Dataset records
## BEGIN

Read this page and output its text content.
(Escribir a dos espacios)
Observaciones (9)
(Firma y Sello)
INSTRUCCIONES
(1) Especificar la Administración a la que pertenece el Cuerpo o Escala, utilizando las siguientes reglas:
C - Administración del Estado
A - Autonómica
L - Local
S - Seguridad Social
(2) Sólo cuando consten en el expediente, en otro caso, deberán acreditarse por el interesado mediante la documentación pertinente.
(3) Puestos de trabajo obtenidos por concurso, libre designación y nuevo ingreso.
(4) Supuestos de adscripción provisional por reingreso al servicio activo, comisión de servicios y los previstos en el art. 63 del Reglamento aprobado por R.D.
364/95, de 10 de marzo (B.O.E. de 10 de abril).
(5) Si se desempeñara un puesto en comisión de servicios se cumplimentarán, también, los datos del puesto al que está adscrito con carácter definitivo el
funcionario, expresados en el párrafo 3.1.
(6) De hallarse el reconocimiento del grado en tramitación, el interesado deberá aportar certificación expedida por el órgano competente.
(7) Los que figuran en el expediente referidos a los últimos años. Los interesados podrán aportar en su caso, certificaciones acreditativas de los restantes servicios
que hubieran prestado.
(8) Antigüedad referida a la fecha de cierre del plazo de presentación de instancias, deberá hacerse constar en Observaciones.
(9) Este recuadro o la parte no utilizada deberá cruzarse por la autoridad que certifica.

## END
## BEGIN

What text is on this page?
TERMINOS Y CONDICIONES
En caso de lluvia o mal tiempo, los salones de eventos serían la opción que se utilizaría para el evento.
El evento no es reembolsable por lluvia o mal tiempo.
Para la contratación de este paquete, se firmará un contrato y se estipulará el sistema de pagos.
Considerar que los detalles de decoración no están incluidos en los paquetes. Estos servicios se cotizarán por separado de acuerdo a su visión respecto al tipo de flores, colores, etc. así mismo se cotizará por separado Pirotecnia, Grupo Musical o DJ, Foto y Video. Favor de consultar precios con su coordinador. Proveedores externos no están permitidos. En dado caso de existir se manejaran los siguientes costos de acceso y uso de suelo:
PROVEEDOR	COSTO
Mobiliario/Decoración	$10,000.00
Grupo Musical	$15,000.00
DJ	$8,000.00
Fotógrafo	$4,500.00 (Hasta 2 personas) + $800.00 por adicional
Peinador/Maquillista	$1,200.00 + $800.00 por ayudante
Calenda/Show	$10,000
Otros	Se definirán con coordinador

## END

--- EXERCISE BRIEF ---
Of the lines in the data, how many contain the word "page"? Provide the number and nothing further.

--- RESPONSE ---
2